> What the exercise asks:
Say how many lines contain the string "this". Give no other output.

Rows from a figure dataset
— BEGIN —

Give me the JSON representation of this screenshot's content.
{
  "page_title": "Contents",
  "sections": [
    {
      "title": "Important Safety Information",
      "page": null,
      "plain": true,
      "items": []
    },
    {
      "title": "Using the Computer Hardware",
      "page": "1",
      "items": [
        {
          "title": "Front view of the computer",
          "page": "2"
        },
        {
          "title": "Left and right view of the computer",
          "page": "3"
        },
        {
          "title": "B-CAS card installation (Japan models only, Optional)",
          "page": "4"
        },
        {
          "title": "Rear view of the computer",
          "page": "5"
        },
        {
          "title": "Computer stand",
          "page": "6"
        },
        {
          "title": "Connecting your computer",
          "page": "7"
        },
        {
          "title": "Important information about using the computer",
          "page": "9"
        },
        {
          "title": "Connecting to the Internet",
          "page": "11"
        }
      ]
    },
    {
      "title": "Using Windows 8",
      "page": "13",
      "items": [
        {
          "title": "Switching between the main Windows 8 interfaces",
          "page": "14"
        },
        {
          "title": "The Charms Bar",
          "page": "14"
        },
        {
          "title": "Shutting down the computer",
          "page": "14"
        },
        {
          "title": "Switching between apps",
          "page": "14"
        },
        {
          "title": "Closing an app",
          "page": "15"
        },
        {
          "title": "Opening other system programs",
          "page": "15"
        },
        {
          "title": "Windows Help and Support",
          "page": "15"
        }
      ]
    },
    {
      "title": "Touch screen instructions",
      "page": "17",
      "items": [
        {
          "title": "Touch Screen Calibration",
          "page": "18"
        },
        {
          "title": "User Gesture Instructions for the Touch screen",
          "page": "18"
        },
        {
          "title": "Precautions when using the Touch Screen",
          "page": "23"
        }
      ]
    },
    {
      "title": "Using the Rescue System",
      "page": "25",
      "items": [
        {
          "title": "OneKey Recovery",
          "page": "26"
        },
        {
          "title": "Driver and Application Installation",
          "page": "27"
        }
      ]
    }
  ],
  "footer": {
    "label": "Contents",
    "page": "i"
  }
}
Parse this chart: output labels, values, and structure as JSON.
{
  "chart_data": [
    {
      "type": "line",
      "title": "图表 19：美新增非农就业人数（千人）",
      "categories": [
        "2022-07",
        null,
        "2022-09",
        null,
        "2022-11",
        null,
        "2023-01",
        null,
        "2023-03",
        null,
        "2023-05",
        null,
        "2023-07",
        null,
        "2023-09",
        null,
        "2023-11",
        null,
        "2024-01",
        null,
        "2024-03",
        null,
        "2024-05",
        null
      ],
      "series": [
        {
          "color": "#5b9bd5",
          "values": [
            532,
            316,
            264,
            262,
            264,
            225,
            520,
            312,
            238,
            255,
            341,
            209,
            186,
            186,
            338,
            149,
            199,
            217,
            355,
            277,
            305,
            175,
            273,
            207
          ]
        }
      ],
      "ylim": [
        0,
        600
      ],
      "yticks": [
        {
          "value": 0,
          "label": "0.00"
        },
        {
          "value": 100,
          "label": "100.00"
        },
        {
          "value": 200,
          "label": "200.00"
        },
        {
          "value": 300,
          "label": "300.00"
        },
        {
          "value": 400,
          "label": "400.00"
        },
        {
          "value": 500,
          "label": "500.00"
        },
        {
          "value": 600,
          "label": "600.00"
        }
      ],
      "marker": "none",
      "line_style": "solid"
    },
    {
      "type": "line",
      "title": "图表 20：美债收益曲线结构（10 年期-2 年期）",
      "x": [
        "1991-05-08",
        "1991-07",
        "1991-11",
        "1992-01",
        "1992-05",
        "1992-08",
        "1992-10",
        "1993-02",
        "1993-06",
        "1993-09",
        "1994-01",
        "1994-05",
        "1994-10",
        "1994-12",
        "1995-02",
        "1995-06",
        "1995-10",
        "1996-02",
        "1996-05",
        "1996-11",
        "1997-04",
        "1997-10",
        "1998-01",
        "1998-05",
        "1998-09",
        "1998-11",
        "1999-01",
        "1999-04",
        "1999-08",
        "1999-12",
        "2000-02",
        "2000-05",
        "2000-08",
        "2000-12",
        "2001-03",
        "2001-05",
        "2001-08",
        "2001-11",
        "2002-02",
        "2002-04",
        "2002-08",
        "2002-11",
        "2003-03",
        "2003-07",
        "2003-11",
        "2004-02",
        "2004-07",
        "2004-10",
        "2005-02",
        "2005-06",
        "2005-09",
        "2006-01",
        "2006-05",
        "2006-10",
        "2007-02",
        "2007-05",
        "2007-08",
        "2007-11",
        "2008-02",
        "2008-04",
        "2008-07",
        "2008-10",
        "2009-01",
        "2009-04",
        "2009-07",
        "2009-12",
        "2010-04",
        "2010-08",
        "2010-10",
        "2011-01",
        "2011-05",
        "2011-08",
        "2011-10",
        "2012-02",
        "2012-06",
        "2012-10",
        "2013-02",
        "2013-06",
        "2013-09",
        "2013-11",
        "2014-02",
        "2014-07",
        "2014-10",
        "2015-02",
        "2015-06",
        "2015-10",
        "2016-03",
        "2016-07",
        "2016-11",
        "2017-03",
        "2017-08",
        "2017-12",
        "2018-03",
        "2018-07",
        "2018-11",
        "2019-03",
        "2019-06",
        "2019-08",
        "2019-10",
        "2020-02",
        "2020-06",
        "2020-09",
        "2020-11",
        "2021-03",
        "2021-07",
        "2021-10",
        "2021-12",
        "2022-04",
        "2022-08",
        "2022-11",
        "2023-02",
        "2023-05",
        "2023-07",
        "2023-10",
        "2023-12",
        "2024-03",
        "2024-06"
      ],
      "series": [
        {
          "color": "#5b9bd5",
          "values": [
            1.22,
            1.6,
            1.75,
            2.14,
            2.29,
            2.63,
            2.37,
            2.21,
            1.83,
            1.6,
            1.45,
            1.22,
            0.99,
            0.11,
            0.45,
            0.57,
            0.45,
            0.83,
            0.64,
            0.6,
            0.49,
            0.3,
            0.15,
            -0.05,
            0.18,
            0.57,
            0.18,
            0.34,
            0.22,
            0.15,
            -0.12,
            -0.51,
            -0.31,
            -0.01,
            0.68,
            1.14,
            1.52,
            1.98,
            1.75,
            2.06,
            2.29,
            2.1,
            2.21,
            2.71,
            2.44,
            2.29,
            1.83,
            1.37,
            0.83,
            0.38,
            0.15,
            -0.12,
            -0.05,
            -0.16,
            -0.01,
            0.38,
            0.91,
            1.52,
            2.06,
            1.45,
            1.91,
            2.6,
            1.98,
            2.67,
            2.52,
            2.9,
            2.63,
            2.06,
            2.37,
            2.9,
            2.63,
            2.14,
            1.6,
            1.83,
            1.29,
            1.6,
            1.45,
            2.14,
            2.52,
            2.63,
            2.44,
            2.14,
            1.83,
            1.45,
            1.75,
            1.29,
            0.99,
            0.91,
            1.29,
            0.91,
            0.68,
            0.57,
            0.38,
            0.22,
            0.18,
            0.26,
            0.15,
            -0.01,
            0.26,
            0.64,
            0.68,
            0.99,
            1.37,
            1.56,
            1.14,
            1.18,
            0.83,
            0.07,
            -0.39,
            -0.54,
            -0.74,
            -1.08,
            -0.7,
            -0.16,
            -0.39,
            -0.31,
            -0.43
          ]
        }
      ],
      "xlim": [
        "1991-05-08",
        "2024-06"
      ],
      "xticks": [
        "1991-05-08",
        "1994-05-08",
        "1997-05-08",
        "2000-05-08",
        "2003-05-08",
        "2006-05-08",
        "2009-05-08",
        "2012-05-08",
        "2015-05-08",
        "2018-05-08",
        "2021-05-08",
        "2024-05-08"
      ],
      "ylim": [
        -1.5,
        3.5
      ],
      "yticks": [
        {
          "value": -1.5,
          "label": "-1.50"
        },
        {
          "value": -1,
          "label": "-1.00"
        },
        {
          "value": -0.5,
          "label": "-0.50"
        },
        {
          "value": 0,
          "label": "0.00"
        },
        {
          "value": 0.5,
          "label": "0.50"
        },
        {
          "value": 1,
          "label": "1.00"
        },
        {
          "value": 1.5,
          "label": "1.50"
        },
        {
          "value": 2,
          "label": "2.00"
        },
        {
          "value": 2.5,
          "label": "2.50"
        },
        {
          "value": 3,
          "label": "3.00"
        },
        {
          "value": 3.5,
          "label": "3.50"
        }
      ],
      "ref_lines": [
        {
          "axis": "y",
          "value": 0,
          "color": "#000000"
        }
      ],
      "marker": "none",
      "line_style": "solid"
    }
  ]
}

— END —

> Result of the exercise:
2